Locate every line below that contains the word "white" and copy it.

* begin MATERIAL *

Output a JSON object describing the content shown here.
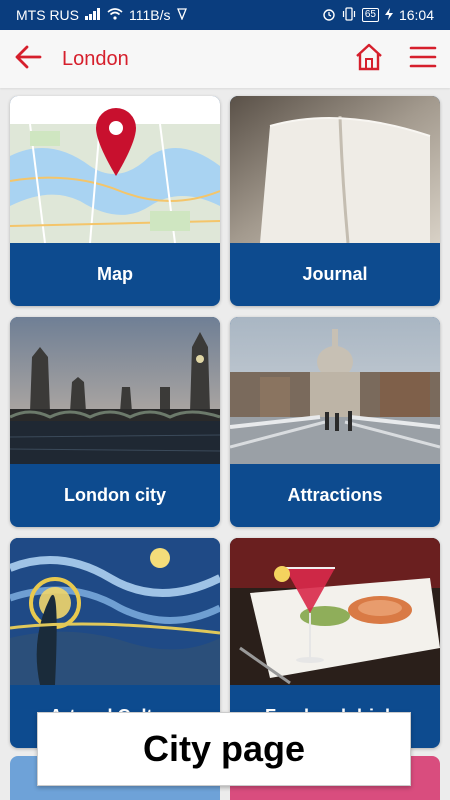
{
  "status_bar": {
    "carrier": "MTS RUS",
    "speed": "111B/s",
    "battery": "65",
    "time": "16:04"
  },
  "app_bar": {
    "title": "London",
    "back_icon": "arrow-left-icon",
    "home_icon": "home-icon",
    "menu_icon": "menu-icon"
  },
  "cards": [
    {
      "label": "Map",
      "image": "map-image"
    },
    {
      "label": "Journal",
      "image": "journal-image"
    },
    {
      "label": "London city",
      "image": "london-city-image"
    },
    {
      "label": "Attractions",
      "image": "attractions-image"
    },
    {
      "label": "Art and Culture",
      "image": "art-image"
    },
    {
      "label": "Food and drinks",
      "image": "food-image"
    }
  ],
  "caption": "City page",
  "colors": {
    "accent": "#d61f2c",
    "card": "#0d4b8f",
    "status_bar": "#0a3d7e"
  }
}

* end MATERIAL *
* begin MATERIAL *

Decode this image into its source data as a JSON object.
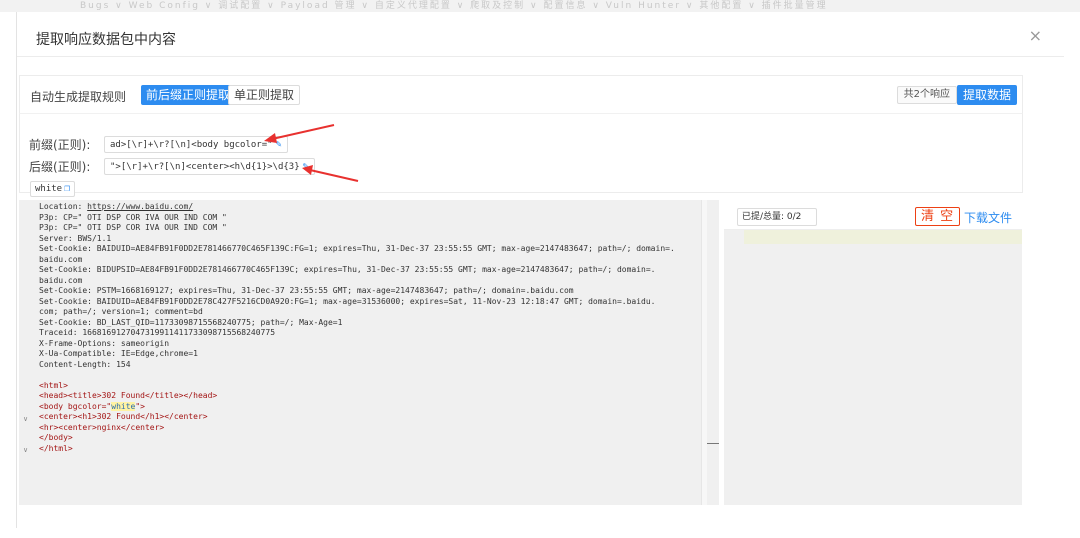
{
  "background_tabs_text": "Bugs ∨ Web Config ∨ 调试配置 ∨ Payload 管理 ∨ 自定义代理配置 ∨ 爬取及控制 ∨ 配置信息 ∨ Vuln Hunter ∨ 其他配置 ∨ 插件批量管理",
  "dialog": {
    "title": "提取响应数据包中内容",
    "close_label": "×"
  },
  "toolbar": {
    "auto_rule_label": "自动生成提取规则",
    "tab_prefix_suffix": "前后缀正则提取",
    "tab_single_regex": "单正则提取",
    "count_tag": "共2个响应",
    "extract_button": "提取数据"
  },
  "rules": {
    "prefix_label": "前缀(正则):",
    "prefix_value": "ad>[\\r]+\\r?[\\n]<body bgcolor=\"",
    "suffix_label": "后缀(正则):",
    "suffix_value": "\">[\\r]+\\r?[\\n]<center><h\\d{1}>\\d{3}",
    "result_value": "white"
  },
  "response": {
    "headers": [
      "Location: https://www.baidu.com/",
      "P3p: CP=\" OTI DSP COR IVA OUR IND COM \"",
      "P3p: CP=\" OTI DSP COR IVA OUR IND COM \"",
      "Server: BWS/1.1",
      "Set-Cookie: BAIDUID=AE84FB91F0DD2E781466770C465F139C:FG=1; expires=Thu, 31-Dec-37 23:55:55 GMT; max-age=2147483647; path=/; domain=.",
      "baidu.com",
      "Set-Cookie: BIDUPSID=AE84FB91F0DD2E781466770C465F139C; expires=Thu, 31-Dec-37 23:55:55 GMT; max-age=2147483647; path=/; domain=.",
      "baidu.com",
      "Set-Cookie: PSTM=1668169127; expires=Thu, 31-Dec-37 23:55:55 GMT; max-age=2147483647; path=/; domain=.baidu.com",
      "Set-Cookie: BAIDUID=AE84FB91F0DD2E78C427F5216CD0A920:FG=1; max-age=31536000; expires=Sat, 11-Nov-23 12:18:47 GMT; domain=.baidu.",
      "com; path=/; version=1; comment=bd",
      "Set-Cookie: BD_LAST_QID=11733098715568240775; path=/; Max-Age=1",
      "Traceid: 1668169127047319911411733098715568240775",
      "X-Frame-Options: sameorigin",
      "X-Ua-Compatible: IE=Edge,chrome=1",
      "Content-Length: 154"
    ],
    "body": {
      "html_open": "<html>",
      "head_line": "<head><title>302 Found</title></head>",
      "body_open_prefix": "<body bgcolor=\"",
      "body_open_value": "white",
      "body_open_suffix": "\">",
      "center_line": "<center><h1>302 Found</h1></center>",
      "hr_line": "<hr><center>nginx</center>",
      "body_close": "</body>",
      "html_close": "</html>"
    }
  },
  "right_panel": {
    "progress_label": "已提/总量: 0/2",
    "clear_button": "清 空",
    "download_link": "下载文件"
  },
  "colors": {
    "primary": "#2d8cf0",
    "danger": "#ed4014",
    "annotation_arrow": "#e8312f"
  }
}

* end MATERIAL *

== TASK RESULT ==
    "result_value": "white"
      "body_open_value": "white",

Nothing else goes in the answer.